**Do this:** Of all the lines in the material, how many include the word "cultivated"? Give only the number.

**Given entries:**
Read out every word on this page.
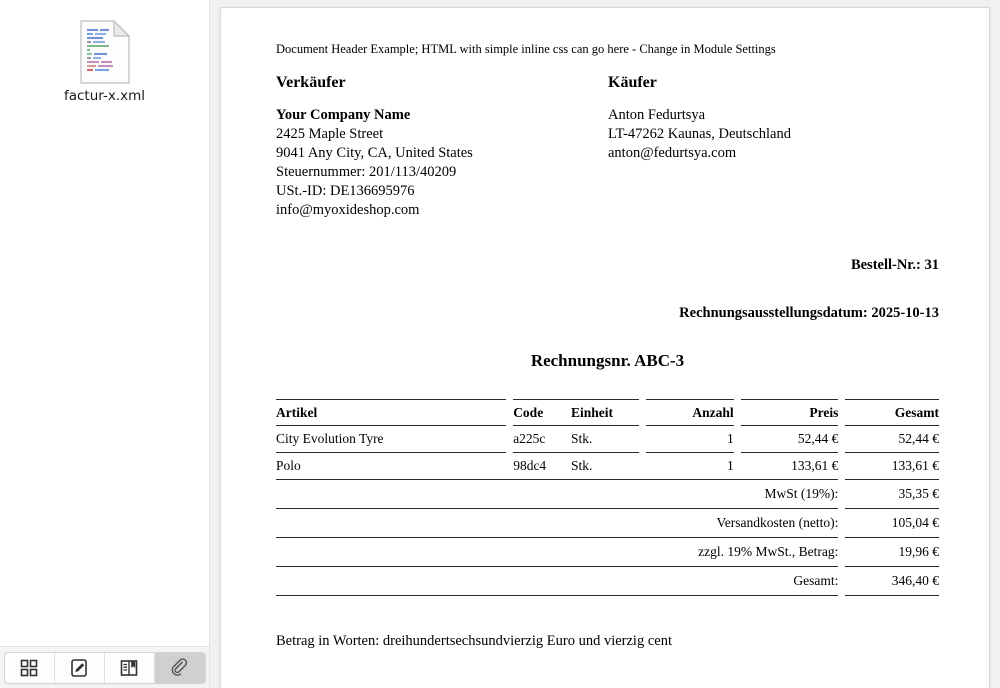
factur-x.xml

Document Header Example; HTML with simple inline css can go here - Change in Module Settings

Verkäufer

Your Company Name

2425 Maple Street

9041 Any City, CA, United States

Steuernummer: 201/113/40209

USt.-ID: DE136695976

info@myoxideshop.com

Käufer

Anton Fedurtsya

LT-47262 Kaunas, Deutschland

anton@fedurtsya.com

Bestell-Nr.: 31

Rechnungsausstellungsdatum: 2025-10-13

Rechnungsnr. ABC-3

Artikel		Code	Einheit		Anzahl		Preis		Gesamt
City Evolution Tyre		a225c	Stk.		1		52,44 €		52,44 €
Polo		98dc4	Stk.		1		133,61 €		133,61 €
MwSt (19%):									35,35 €
Versandkosten (netto):									105,04 €
zzgl. 19% MwSt., Betrag:									19,96 €
Gesamt:									346,40 €

Betrag in Worten: dreihundertsechsundvierzig Euro und vierzig cent
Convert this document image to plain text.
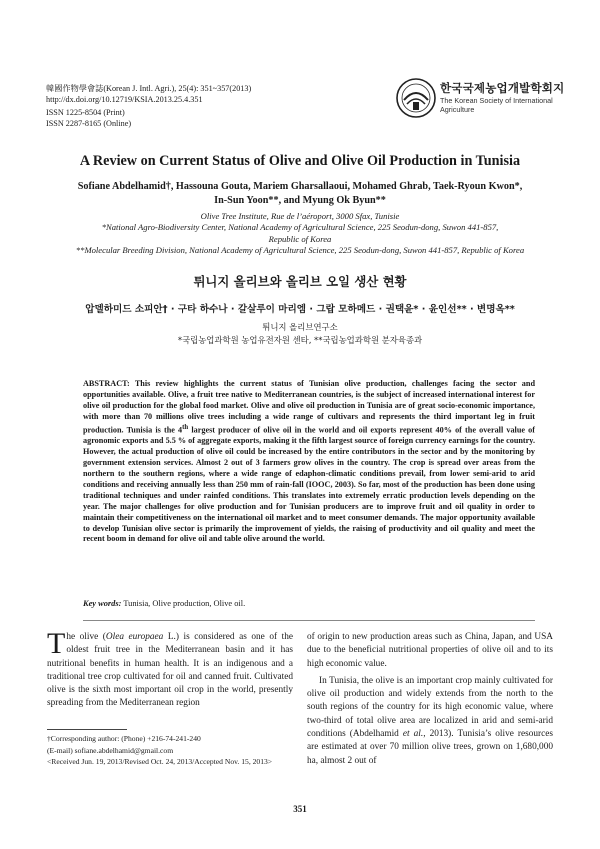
韓國作物學會誌(Korean J. Intl. Agri.), 25(4): 351~357(2013)
http://dx.doi.org/10.12719/KSIA.2013.25.4.351
ISSN 1225-8504 (Print)
ISSN 2287-8165 (Online)
한국국제농업개발학회지
The Korean Society of International
Agriculture
A Review on Current Status of Olive and Olive Oil Production in Tunisia
Sofiane Abdelhamid†, Hassouna Gouta, Mariem Gharsallaoui, Mohamed Ghrab, Taek-Ryoun Kwon*,
In-Sun Yoon**, and Myung Ok Byun**
Olive Tree Institute, Rue de l’aéroport, 3000 Sfax, Tunisie
*National Agro-Biodiversity Center, National Academy of Agricultural Science, 225 Seodun-dong, Suwon 441-857,
Republic of Korea
**Molecular Breeding Division, National Academy of Agricultural Science, 225 Seodun-dong, Suwon 441-857, Republic of Korea
튀니지 올리브와 올리브 오일 생산 현황
압델하미드 소피안† · 구타 하수나 · 갈살루이 마리엠 · 그랍 모하메드 · 권택윤* · 윤인선** · 변명옥**
튀니지 올리브연구소
*국립농업과학원 농업유전자원 센타, **국립농업과학원 분자육종과
ABSTRACT: This review highlights the current status of Tunisian olive production, challenges facing the sector and opportunities available. Olive, a fruit tree native to Mediterranean countries, is the subject of increased international interest for olive oil production for the global food market. Olive and olive oil production in Tunisia are of great socio-economic importance, with more than 70 millions olive trees including a wide range of cultivars and represents the third important leg in fruit production. Tunisia is the 4th largest producer of olive oil in the world and oil exports represent 40% of the overall value of agronomic exports and 5.5 % of aggregate exports, making it the fifth largest source of foreign currency earnings for the country. However, the actual production of olive oil could be increased by the entire contributors in the sector and by the monitoring by government extension services. Almost 2 out of 3 farmers grow olives in the country. The crop is spread over areas from the northern to the southern regions, where a wide range of edaphon-climatic conditions prevail, from lower semi-arid to arid conditions and receiving annually less than 250 mm of rain-fall (IOOC, 2003). So far, most of the production has been done using traditional techniques and under rainfed conditions. This translates into extremely erratic production levels depending on the year. The major challenges for olive production and for Tunisian producers are to improve fruit and oil quality in order to maintain their competitiveness on the international oil market and to meet consumer demands. The major opportunity available to develop Tunisian olive sector is primarily the improvement of yields, the raising of productivity and oil quality and meet the recent boom in demand for olive oil and table olive around the world.
Key words: Tunisia, Olive production, Olive oil.

The olive (Olea europaea L.) is considered as one of the oldest fruit tree in the Mediterranean basin and it has nutritional benefits in human health. It is an indigenous and a traditional tree crop cultivated for oil and canned fruit. Cultivated olive is the sixth most important oil crop in the world, presently spreading from the Mediterranean region

of origin to new production areas such as China, Japan, and USA due to the beneficial nutritional properties of olive oil and to its high economic value.

In Tunisia, the olive is an important crop mainly cultivated for olive oil production and widely extends from the north to the south regions of the country for its high economic value, where two-third of total olive area are localized in arid and semi-arid conditions (Abdelhamid et al., 2013). Tunisia’s olive resources are estimated at over 70 million olive trees, grown on 1,680,000 ha, almost 2 out of

†Corresponding author: (Phone) +216-74-241-240
(E-mail) sofiane.abdelhamid@gmail.com
<Received Jun. 19, 2013/Revised Oct. 24, 2013/Accepted Nov. 15, 2013>
351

**Correct response:** 2